Exercise instructions:
Scan the entries below for the word "Potenza". Copy each line that has it.

# start of The records

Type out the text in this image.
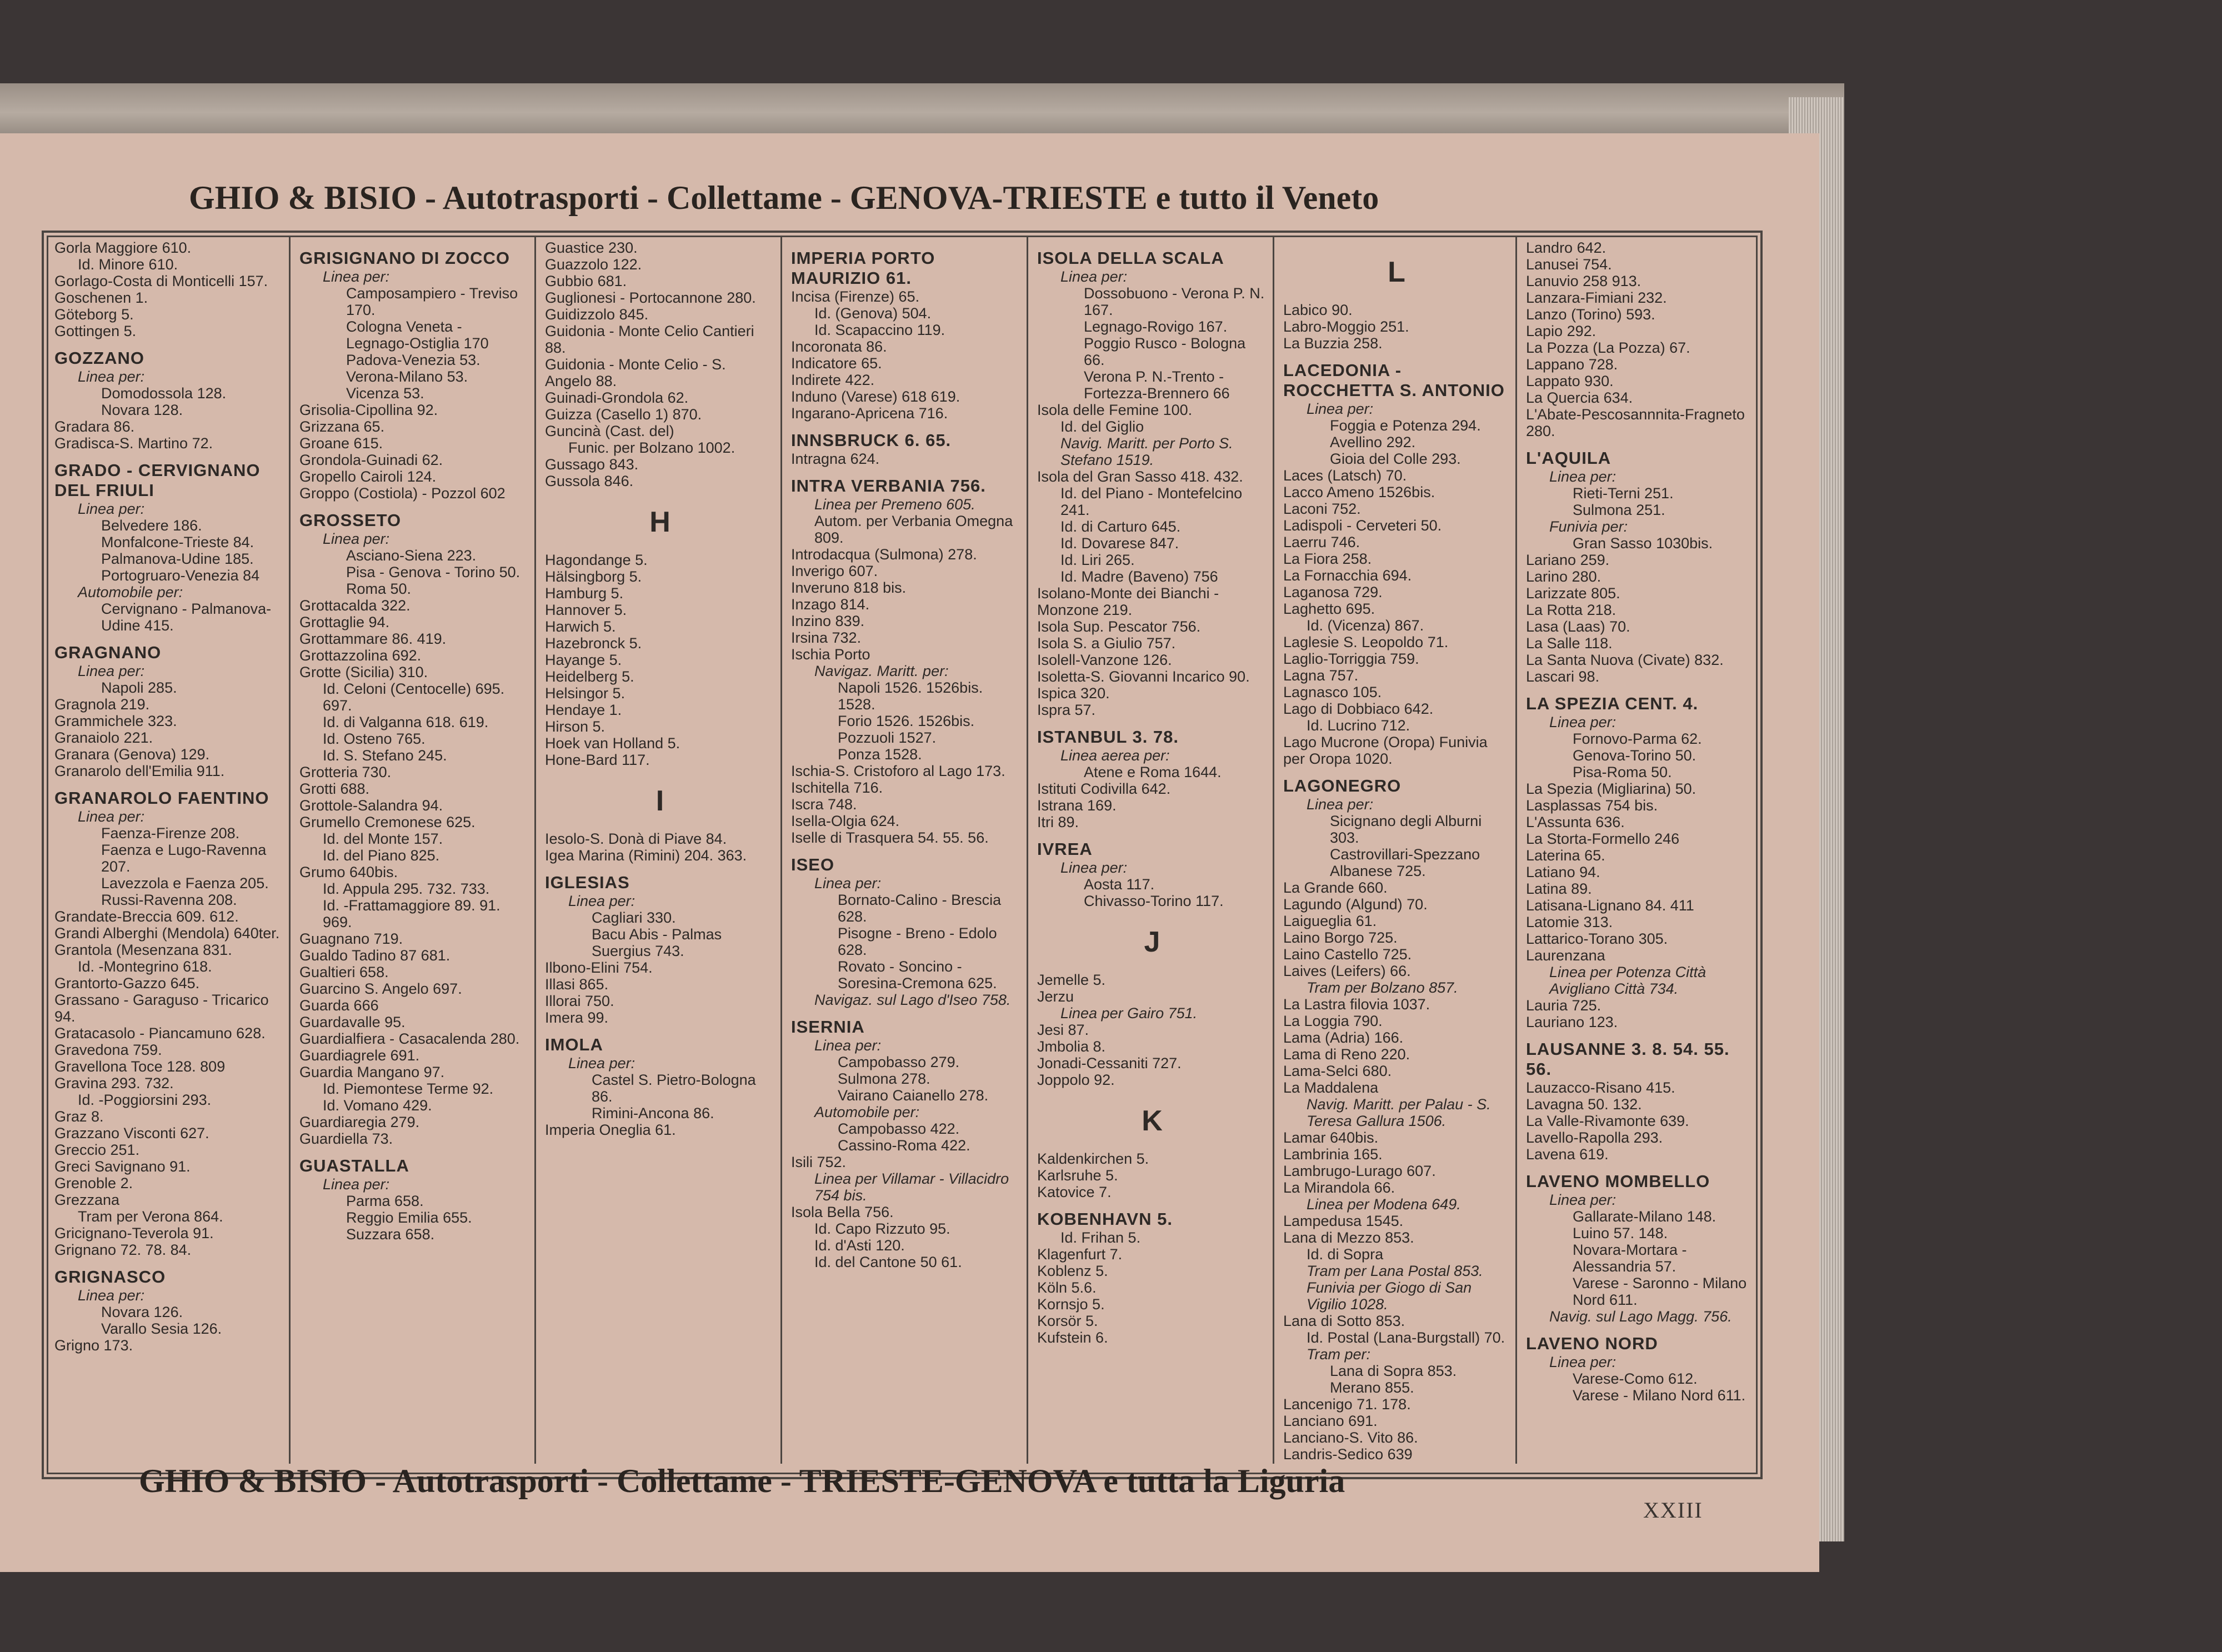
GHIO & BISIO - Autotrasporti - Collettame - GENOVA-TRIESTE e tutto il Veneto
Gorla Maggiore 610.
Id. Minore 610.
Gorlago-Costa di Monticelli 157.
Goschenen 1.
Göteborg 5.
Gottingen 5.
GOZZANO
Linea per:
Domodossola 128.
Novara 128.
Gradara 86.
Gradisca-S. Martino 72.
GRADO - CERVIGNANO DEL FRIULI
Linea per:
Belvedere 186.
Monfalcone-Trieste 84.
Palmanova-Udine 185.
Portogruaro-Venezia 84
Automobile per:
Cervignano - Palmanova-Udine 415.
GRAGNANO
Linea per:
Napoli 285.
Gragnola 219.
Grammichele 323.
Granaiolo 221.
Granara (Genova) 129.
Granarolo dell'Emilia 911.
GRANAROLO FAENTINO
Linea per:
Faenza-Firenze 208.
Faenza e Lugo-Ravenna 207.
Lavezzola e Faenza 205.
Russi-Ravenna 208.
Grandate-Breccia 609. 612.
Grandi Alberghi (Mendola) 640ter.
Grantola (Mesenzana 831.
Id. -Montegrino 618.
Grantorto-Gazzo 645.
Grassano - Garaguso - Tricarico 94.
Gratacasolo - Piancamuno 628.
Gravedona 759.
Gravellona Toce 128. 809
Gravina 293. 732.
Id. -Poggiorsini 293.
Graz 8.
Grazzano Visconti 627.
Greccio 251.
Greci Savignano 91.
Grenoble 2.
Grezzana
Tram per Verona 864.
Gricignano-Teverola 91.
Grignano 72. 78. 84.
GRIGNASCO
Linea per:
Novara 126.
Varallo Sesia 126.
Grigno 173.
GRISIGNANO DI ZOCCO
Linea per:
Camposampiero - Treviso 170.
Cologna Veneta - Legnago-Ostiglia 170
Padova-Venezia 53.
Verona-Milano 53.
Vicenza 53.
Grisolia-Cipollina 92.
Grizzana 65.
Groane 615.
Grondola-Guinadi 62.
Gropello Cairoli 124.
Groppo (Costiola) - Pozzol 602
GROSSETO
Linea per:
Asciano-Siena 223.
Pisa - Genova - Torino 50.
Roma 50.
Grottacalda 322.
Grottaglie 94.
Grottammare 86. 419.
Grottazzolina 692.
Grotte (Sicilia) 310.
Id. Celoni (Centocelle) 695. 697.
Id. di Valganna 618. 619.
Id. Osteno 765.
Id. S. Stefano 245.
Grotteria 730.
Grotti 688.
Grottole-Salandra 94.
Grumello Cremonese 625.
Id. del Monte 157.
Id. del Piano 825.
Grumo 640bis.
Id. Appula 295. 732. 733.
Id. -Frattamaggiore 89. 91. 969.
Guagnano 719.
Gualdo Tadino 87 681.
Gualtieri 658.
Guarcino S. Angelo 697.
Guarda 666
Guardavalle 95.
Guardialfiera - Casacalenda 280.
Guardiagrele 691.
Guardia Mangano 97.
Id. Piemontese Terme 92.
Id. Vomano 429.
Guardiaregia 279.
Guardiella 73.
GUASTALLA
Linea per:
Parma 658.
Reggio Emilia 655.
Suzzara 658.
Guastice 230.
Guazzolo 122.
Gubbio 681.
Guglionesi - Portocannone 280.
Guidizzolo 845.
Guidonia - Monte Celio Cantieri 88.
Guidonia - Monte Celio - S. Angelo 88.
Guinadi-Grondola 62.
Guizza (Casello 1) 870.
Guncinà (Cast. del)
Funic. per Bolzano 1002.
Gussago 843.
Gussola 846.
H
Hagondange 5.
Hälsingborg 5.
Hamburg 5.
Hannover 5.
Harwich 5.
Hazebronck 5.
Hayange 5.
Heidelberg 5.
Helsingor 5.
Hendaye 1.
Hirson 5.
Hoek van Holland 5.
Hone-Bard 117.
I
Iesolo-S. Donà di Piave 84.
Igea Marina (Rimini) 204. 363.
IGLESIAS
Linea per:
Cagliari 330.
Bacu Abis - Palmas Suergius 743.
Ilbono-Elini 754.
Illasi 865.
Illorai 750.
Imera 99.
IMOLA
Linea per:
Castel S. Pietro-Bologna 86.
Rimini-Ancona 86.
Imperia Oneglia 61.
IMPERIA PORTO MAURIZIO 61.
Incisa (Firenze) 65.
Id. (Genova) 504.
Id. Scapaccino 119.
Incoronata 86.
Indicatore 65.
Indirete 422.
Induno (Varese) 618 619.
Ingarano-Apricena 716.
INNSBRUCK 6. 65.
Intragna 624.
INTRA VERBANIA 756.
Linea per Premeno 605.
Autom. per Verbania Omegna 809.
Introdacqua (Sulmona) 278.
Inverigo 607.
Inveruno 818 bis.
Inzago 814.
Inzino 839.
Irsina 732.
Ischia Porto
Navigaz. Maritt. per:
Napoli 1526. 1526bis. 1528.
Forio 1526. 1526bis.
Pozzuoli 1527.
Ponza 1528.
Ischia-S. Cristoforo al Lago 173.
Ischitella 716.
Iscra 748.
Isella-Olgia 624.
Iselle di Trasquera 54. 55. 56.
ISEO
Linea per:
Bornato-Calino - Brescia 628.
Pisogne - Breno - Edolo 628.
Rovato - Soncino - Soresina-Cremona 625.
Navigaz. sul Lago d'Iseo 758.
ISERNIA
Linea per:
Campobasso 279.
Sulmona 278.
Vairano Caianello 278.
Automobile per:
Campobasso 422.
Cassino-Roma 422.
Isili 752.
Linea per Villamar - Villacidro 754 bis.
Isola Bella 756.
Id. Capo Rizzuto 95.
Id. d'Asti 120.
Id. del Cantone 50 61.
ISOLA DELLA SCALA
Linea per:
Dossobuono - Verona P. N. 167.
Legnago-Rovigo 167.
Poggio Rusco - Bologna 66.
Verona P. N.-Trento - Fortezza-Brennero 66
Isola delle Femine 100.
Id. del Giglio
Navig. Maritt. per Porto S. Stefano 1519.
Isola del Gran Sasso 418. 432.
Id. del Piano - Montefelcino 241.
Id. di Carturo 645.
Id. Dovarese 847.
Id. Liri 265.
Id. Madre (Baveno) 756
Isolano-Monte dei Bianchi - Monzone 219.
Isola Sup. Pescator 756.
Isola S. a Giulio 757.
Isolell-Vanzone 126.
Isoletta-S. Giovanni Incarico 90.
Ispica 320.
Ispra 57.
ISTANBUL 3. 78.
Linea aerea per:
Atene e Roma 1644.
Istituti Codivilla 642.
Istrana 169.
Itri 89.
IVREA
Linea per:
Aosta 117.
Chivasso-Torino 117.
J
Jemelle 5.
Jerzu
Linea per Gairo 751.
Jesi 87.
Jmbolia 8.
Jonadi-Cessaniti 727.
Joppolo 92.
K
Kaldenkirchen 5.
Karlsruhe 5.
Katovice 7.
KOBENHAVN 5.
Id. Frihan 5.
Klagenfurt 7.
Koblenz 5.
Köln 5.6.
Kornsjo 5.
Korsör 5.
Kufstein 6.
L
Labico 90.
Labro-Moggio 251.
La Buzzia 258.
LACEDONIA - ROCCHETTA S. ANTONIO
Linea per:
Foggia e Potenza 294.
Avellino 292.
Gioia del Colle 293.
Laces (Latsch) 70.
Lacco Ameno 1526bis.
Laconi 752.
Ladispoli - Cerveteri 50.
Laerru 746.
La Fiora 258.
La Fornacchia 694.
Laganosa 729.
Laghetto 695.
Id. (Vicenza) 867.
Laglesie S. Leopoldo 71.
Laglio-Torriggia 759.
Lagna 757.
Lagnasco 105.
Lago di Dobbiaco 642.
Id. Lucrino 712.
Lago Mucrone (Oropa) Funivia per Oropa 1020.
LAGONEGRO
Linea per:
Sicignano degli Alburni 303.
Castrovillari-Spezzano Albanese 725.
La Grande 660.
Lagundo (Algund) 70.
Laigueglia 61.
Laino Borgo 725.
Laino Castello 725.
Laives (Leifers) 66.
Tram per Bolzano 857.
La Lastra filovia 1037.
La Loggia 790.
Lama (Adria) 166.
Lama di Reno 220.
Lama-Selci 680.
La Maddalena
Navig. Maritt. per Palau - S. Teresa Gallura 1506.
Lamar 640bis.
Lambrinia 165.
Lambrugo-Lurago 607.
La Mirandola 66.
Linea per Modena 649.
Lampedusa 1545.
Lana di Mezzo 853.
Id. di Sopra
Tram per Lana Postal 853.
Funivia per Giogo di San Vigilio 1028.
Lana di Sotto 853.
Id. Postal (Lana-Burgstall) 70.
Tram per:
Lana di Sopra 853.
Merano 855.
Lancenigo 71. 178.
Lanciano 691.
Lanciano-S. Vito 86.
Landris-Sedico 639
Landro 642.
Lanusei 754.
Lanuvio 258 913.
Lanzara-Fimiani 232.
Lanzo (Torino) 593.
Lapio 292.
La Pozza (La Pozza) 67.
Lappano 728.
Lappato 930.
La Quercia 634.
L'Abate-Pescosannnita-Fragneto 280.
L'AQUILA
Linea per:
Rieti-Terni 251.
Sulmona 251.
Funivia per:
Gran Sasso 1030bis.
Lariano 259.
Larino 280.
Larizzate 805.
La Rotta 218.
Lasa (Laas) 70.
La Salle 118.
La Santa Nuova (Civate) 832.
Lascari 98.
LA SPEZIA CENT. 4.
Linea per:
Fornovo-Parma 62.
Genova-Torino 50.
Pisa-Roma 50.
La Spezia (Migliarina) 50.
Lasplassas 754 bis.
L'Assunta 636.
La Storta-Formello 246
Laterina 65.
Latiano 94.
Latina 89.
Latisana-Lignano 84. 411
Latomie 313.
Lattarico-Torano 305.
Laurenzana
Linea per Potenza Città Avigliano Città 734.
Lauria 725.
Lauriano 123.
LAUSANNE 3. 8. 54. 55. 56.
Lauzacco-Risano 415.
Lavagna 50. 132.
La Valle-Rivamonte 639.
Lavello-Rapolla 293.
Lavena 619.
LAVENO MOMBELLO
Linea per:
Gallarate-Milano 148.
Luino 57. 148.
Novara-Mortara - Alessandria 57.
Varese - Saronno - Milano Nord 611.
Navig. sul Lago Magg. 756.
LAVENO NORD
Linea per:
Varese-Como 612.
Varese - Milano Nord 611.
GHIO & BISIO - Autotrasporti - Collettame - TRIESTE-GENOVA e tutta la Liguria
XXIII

# end of The records

Output for this task:
Foggia e Potenza 294.
Linea per Potenza Città Avigliano Città 734.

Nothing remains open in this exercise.